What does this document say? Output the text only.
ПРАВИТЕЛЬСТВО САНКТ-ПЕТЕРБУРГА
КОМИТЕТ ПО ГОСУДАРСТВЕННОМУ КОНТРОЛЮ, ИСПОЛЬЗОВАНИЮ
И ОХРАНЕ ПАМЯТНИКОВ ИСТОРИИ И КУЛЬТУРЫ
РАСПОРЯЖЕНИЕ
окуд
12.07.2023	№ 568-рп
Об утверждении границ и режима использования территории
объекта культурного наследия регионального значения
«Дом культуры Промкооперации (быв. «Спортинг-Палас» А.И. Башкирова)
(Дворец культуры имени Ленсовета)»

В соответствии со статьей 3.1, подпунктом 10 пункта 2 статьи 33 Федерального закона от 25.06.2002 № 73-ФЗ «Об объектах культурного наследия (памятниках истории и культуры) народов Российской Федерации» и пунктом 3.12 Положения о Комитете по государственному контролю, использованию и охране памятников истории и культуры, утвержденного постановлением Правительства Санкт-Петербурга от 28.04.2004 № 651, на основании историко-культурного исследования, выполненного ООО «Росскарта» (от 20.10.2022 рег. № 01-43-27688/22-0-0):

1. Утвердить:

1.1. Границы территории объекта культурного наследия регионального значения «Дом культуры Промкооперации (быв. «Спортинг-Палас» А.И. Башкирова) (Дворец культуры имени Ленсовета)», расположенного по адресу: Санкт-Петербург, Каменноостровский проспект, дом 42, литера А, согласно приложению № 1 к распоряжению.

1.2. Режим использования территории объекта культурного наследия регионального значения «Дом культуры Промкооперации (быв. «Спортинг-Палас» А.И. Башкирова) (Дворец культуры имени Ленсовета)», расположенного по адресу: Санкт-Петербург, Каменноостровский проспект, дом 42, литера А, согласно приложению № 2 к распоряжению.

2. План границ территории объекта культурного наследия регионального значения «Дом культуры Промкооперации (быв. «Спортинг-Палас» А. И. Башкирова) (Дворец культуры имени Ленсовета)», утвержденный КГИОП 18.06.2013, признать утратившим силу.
-------------------------
Extract every line from the records above that contains the word "использования".

• _SOLUTION FOR THIS TASK_:
Об утверждении границ и режима использования территории
1.2. Режим использования территории объекта культурного наследия регионального значения «Дом культуры Промкооперации (быв. «Спортинг-Палас» А.И. Башкирова) (Дворец культуры имени Ленсовета)», расположенного по адресу: Санкт-Петербург, Каменноостровский проспект, дом 42, литера А, согласно приложению № 2 к распоряжению.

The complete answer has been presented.